## Supplied records
****************

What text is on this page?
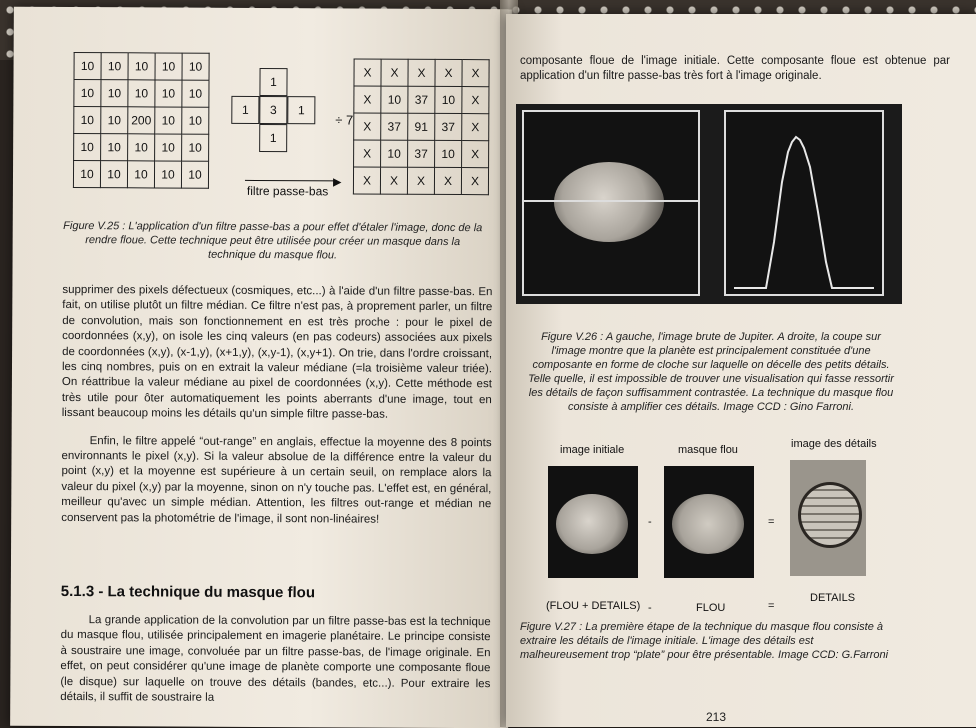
10	10	10	10	10
10	10	10	10	10
10	10	200	10	10
10	10	10	10	10
10	10	10	10	10
1
1	3	1
1
÷ 7
▶
filtre passe-bas
X	X	X	X	X
X	10	37	10	X
X	37	91	37	X
X	10	37	10	X
X	X	X	X	X
Figure V.25 : L'application d'un filtre passe-bas a pour effet d'étaler l'image, donc de la rendre floue. Cette technique peut être utilisée pour créer un masque dans la technique du masque flou.

supprimer des pixels défectueux (cosmiques, etc...) à l'aide d'un filtre passe-bas. En fait, on utilise plutôt un filtre médian. Ce filtre n'est pas, à proprement parler, un filtre de convolution, mais son fonctionnement en est très proche : pour le pixel de coordonnées (x,y), on isole les cinq valeurs (en pas codeurs) associées aux pixels de coordonnées (x,y), (x-1,y), (x+1,y), (x,y-1), (x,y+1). On trie, dans l'ordre croissant, les cinq nombres, puis on en extrait la valeur médiane (=la troisième valeur triée). On réattribue la valeur médiane au pixel de coordonnées (x,y). Cette méthode est très utile pour ôter automatiquement les points aberrants d'une image, tout en lissant beaucoup moins les détails qu'un simple filtre passe-bas.

Enfin, le filtre appelé “out-range” en anglais, effectue la moyenne des 8 points environnants le pixel (x,y). Si la valeur absolue de la différence entre la valeur du point (x,y) et la moyenne est supérieure à un certain seuil, on remplace alors la valeur du pixel (x,y) par la moyenne, sinon on n'y touche pas. L'effet est, en général, meilleur qu'avec un simple médian. Attention, les filtres out-range et médian ne conservent pas la photométrie de l'image, il sont non-linéaires!

5.1.3 - La technique du masque flou

La grande application de la convolution par un filtre passe-bas est la technique du masque flou, utilisée principalement en imagerie planétaire. Le principe consiste à soustraire une image, convoluée par un filtre passe-bas, de l'image originale. En effet, on peut considérer qu'une image de planète comporte une composante floue (le disque) sur laquelle on trouve des détails (bandes, etc...). Pour extraire les détails, il suffit de soustraire la

composante floue de l'image initiale. Cette composante floue est obtenue par application d'un filtre passe-bas très fort à l'image originale.
Figure V.26 : A gauche, l'image brute de Jupiter. A droite, la coupe sur l'image montre que la planète est principalement constituée d'une composante en forme de cloche sur laquelle on décelle des petits détails. Telle quelle, il est impossible de trouver une visualisation qui fasse ressortir les détails de façon suffisamment contrastée. La technique du masque flou consiste à amplifier ces détails. Image CCD : Gino Farroni.
image initiale	masque flou	image des détails
-	=
(FLOU + DETAILS) -	FLOU	=
DETAILS
Figure V.27 : La première étape de la technique du masque flou consiste à extraire les détails de l'image initiale. L'image des détails est malheureusement trop “plate” pour être présentable. Image CCD: G.Farroni
213
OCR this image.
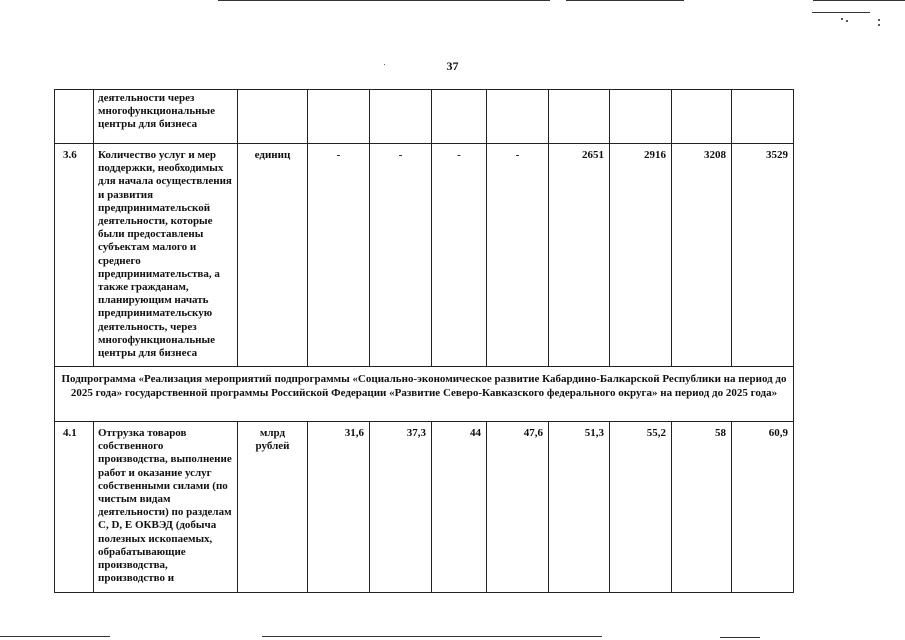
37
	деятельности через многофункциональные центры для бизнеса									
3.6	Количество услуг и мер поддержки, необходимых для начала осуществления и развития предпринимательской деятельности, которые были предоставлены субъектам малого и среднего предпринимательства, а также гражданам, планирующим начать предпринимательскую деятельность, через многофункциональные центры для бизнеса	единиц	-	-	-	-	2651	2916	3208	3529
Подпрограмма «Реализация мероприятий подпрограммы «Социально-экономическое развитие Кабардино-Балкарской Республики на период до 2025 года» государственной программы Российской Федерации «Развитие Северо-Кавказского федерального округа» на период до 2025 года»										
4.1	Отгрузка товаров собственного производства, выполнение работ и оказание услуг собственными силами (по чистым видам деятельности) по разделам C, D, E ОКВЭД (добыча полезных ископаемых, обрабатывающие производства, производство и	млрд рублей	31,6	37,3	44	47,6	51,3	55,2	58	60,9
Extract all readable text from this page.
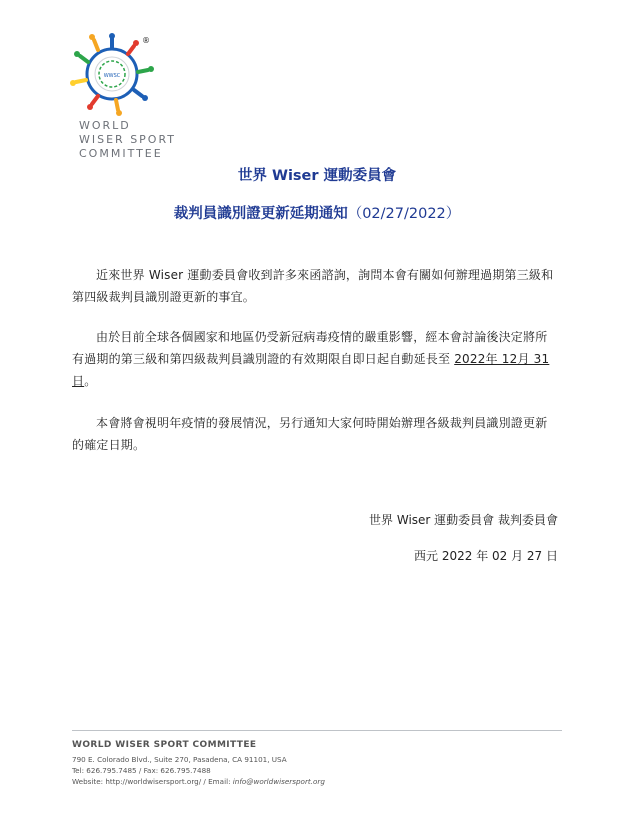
WWSC
®
WORLD
WISER SPORT
COMMITTEE
世界 Wiser 運動委員會
裁判員識別證更新延期通知（02/27/2022）
近來世界 Wiser 運動委員會收到許多來函諮詢，詢問本會有關如何辦理過期第三級和第四級裁判員識別證更新的事宜。
由於目前全球各個國家和地區仍受新冠病毒疫情的嚴重影響，經本會討論後決定將所有過期的第三級和第四級裁判員識別證的有效期限自即日起自動延長至 2022年 12月 31日。
本會將會視明年疫情的發展情況，另行通知大家何時開始辦理各級裁判員識別證更新的確定日期。
世界 Wiser 運動委員會 裁判委員會
西元 2022 年 02 月 27 日
WORLD WISER SPORT COMMITTEE
790 E. Colorado Blvd., Suite 270, Pasadena, CA 91101, USA
Tel: 626.795.7485 / Fax: 626.795.7488
Website: http://worldwisersport.org/ / Email: info@worldwisersport.org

****************

Go through the records and gather the lines that hold "text".

## Complete answer
What text is on this page?
Extract all readable text from this page.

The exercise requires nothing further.